RECORDED INFORMATION —
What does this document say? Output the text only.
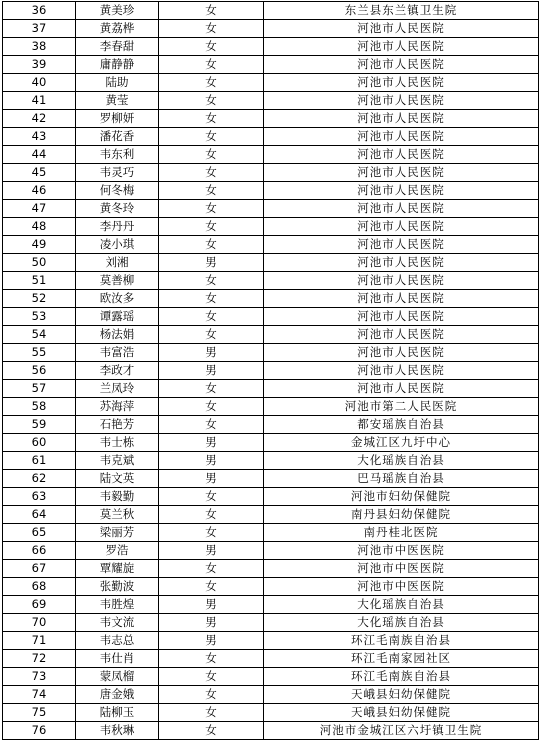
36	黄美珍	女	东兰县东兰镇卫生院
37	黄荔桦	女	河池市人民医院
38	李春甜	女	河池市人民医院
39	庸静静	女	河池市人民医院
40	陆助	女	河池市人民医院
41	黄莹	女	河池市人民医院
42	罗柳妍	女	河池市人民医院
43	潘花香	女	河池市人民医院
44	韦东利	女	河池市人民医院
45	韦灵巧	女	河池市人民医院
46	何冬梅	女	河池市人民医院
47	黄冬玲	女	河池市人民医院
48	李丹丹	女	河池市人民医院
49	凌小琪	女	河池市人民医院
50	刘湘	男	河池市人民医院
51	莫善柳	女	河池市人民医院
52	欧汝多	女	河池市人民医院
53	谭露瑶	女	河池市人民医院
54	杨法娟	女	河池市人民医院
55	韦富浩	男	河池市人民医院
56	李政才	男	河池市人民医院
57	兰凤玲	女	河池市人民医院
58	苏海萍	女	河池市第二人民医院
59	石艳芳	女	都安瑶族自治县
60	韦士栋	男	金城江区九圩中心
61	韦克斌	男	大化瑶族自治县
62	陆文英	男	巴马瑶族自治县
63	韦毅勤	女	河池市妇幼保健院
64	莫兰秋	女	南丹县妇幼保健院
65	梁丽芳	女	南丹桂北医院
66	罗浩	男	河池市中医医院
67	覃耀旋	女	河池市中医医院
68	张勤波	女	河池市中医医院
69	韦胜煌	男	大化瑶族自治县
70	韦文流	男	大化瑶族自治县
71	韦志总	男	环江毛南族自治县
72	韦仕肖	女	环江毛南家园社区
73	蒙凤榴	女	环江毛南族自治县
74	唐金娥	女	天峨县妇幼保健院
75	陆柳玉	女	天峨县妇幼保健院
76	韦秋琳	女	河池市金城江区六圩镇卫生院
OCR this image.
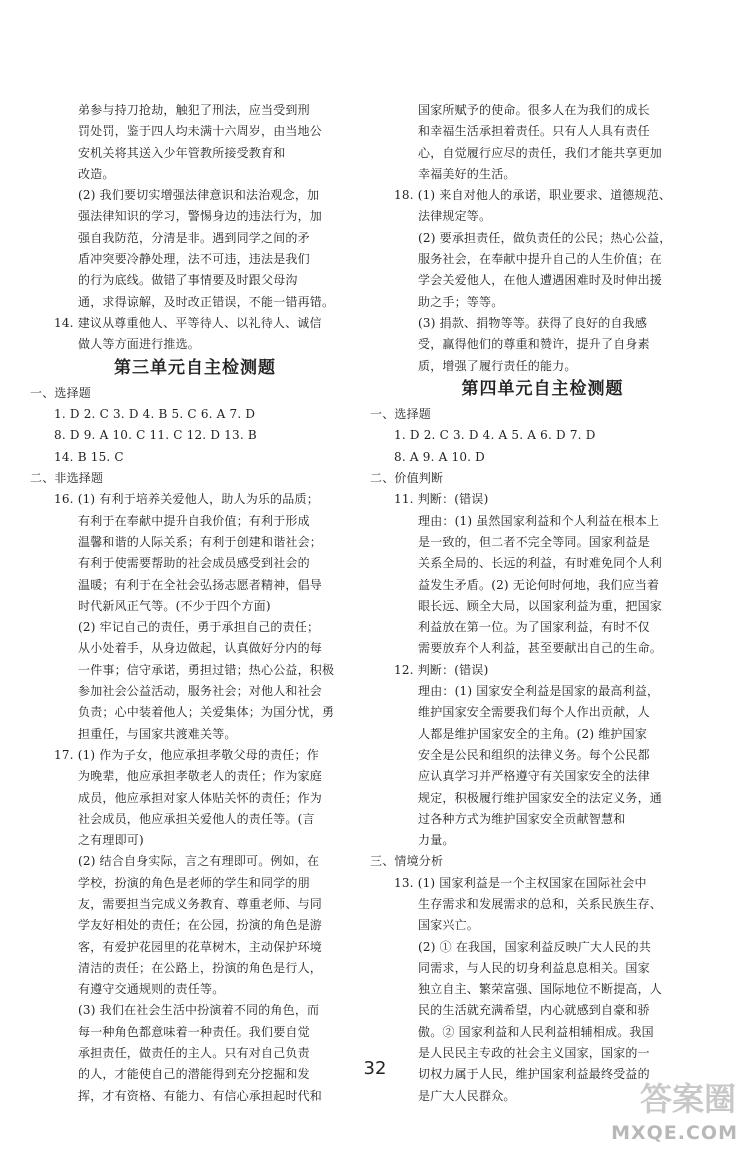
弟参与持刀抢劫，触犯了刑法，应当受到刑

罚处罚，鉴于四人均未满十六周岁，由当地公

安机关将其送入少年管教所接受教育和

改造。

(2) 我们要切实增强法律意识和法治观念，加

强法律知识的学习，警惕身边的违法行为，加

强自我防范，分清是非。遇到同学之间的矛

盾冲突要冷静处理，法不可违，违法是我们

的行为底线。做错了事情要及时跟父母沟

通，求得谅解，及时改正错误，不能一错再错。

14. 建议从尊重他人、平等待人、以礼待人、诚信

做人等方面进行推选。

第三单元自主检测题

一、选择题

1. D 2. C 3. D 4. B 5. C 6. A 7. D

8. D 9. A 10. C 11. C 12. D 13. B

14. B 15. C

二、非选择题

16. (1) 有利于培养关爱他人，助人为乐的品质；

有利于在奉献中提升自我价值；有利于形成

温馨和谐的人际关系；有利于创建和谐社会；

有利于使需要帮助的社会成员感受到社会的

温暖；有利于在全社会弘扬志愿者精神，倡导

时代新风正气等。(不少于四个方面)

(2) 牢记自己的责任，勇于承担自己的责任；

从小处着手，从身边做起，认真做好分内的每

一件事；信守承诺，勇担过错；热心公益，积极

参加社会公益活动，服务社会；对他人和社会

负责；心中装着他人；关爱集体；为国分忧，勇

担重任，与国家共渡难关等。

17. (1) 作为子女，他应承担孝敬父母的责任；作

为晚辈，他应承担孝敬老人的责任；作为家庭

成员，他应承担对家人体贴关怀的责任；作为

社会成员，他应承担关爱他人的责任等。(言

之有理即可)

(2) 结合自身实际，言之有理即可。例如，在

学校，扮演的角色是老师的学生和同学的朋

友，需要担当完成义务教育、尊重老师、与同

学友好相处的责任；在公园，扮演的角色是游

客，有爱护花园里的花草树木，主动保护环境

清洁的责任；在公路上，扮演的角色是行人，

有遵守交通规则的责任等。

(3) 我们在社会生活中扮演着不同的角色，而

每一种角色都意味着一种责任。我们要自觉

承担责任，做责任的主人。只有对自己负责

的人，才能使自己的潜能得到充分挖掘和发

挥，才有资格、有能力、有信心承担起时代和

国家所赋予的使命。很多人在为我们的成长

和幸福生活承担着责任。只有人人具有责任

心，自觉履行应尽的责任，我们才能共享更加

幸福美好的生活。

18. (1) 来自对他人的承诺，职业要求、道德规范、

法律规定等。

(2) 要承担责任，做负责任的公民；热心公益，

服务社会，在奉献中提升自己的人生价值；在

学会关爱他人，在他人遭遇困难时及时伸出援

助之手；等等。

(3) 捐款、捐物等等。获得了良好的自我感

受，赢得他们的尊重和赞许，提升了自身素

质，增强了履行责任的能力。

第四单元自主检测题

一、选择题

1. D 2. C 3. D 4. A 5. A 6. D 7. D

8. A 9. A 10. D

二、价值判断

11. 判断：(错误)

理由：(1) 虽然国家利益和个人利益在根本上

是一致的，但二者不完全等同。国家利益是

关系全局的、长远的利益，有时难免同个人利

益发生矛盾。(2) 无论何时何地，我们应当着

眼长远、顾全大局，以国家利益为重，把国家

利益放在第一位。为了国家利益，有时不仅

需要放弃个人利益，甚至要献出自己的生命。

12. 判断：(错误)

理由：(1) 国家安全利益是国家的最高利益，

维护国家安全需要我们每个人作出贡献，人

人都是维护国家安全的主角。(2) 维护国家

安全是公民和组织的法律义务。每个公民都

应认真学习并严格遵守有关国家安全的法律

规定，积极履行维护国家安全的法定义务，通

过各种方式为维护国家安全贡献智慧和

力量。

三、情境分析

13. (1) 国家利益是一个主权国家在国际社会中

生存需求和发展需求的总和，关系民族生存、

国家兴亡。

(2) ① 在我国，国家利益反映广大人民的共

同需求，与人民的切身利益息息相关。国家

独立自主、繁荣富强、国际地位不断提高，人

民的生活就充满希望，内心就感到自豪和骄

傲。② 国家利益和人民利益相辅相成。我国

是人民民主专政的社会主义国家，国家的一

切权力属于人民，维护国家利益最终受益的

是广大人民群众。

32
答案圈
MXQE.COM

WHAT THE TASK REQUIRES —
The pictures should not be reproduced; quote all of the other material exactly.

RIGHT ANSWER —
What does this document say? Output the text only.
36	黄美珍	女	东兰县东兰镇卫生院
37	黄荔桦	女	河池市人民医院
38	李春甜	女	河池市人民医院
39	庸静静	女	河池市人民医院
40	陆助	女	河池市人民医院
41	黄莹	女	河池市人民医院
42	罗柳妍	女	河池市人民医院
43	潘花香	女	河池市人民医院
44	韦东利	女	河池市人民医院
45	韦灵巧	女	河池市人民医院
46	何冬梅	女	河池市人民医院
47	黄冬玲	女	河池市人民医院
48	李丹丹	女	河池市人民医院
49	凌小琪	女	河池市人民医院
50	刘湘	男	河池市人民医院
51	莫善柳	女	河池市人民医院
52	欧汝多	女	河池市人民医院
53	谭露瑶	女	河池市人民医院
54	杨法娟	女	河池市人民医院
55	韦富浩	男	河池市人民医院
56	李政才	男	河池市人民医院
57	兰凤玲	女	河池市人民医院
58	苏海萍	女	河池市第二人民医院
59	石艳芳	女	都安瑶族自治县
60	韦士栋	男	金城江区九圩中心
61	韦克斌	男	大化瑶族自治县
62	陆文英	男	巴马瑶族自治县
63	韦毅勤	女	河池市妇幼保健院
64	莫兰秋	女	南丹县妇幼保健院
65	梁丽芳	女	南丹桂北医院
66	罗浩	男	河池市中医医院
67	覃耀旋	女	河池市中医医院
68	张勤波	女	河池市中医医院
69	韦胜煌	男	大化瑶族自治县
70	韦文流	男	大化瑶族自治县
71	韦志总	男	环江毛南族自治县
72	韦仕肖	女	环江毛南家园社区
73	蒙凤榴	女	环江毛南族自治县
74	唐金娥	女	天峨县妇幼保健院
75	陆柳玉	女	天峨县妇幼保健院
76	韦秋琳	女	河池市金城江区六圩镇卫生院
OCR this image.
弟参与持刀抢劫，触犯了刑法，应当受到刑

罚处罚，鉴于四人均未满十六周岁，由当地公

安机关将其送入少年管教所接受教育和

改造。

(2) 我们要切实增强法律意识和法治观念，加

强法律知识的学习，警惕身边的违法行为，加

强自我防范，分清是非。遇到同学之间的矛

盾冲突要冷静处理，法不可违，违法是我们

的行为底线。做错了事情要及时跟父母沟

通，求得谅解，及时改正错误，不能一错再错。

14. 建议从尊重他人、平等待人、以礼待人、诚信

做人等方面进行推选。

第三单元自主检测题

一、选择题

1. D 2. C 3. D 4. B 5. C 6. A 7. D

8. D 9. A 10. C 11. C 12. D 13. B

14. B 15. C

二、非选择题

16. (1) 有利于培养关爱他人，助人为乐的品质；

有利于在奉献中提升自我价值；有利于形成

温馨和谐的人际关系；有利于创建和谐社会；

有利于使需要帮助的社会成员感受到社会的

温暖；有利于在全社会弘扬志愿者精神，倡导

时代新风正气等。(不少于四个方面)

(2) 牢记自己的责任，勇于承担自己的责任；

从小处着手，从身边做起，认真做好分内的每

一件事；信守承诺，勇担过错；热心公益，积极

参加社会公益活动，服务社会；对他人和社会

负责；心中装着他人；关爱集体；为国分忧，勇

担重任，与国家共渡难关等。

17. (1) 作为子女，他应承担孝敬父母的责任；作

为晚辈，他应承担孝敬老人的责任；作为家庭

成员，他应承担对家人体贴关怀的责任；作为

社会成员，他应承担关爱他人的责任等。(言

之有理即可)

(2) 结合自身实际，言之有理即可。例如，在

学校，扮演的角色是老师的学生和同学的朋

友，需要担当完成义务教育、尊重老师、与同

学友好相处的责任；在公园，扮演的角色是游

客，有爱护花园里的花草树木，主动保护环境

清洁的责任；在公路上，扮演的角色是行人，

有遵守交通规则的责任等。

(3) 我们在社会生活中扮演着不同的角色，而

每一种角色都意味着一种责任。我们要自觉

承担责任，做责任的主人。只有对自己负责

的人，才能使自己的潜能得到充分挖掘和发

挥，才有资格、有能力、有信心承担起时代和

国家所赋予的使命。很多人在为我们的成长

和幸福生活承担着责任。只有人人具有责任

心，自觉履行应尽的责任，我们才能共享更加

幸福美好的生活。

18. (1) 来自对他人的承诺，职业要求、道德规范、

法律规定等。

(2) 要承担责任，做负责任的公民；热心公益，

服务社会，在奉献中提升自己的人生价值；在

学会关爱他人，在他人遭遇困难时及时伸出援

助之手；等等。

(3) 捐款、捐物等等。获得了良好的自我感

受，赢得他们的尊重和赞许，提升了自身素

质，增强了履行责任的能力。

第四单元自主检测题

一、选择题

1. D 2. C 3. D 4. A 5. A 6. D 7. D

8. A 9. A 10. D

二、价值判断

11. 判断：(错误)

理由：(1) 虽然国家利益和个人利益在根本上

是一致的，但二者不完全等同。国家利益是

关系全局的、长远的利益，有时难免同个人利

益发生矛盾。(2) 无论何时何地，我们应当着

眼长远、顾全大局，以国家利益为重，把国家

利益放在第一位。为了国家利益，有时不仅

需要放弃个人利益，甚至要献出自己的生命。

12. 判断：(错误)

理由：(1) 国家安全利益是国家的最高利益，

维护国家安全需要我们每个人作出贡献，人

人都是维护国家安全的主角。(2) 维护国家

安全是公民和组织的法律义务。每个公民都

应认真学习并严格遵守有关国家安全的法律

规定，积极履行维护国家安全的法定义务，通

过各种方式为维护国家安全贡献智慧和

力量。

三、情境分析

13. (1) 国家利益是一个主权国家在国际社会中

生存需求和发展需求的总和，关系民族生存、

国家兴亡。

(2) ① 在我国，国家利益反映广大人民的共

同需求，与人民的切身利益息息相关。国家

独立自主、繁荣富强、国际地位不断提高，人

民的生活就充满希望，内心就感到自豪和骄

傲。② 国家利益和人民利益相辅相成。我国

是人民民主专政的社会主义国家，国家的一

切权力属于人民，维护国家利益最终受益的

是广大人民群众。

32
答案圈
MXQE.COM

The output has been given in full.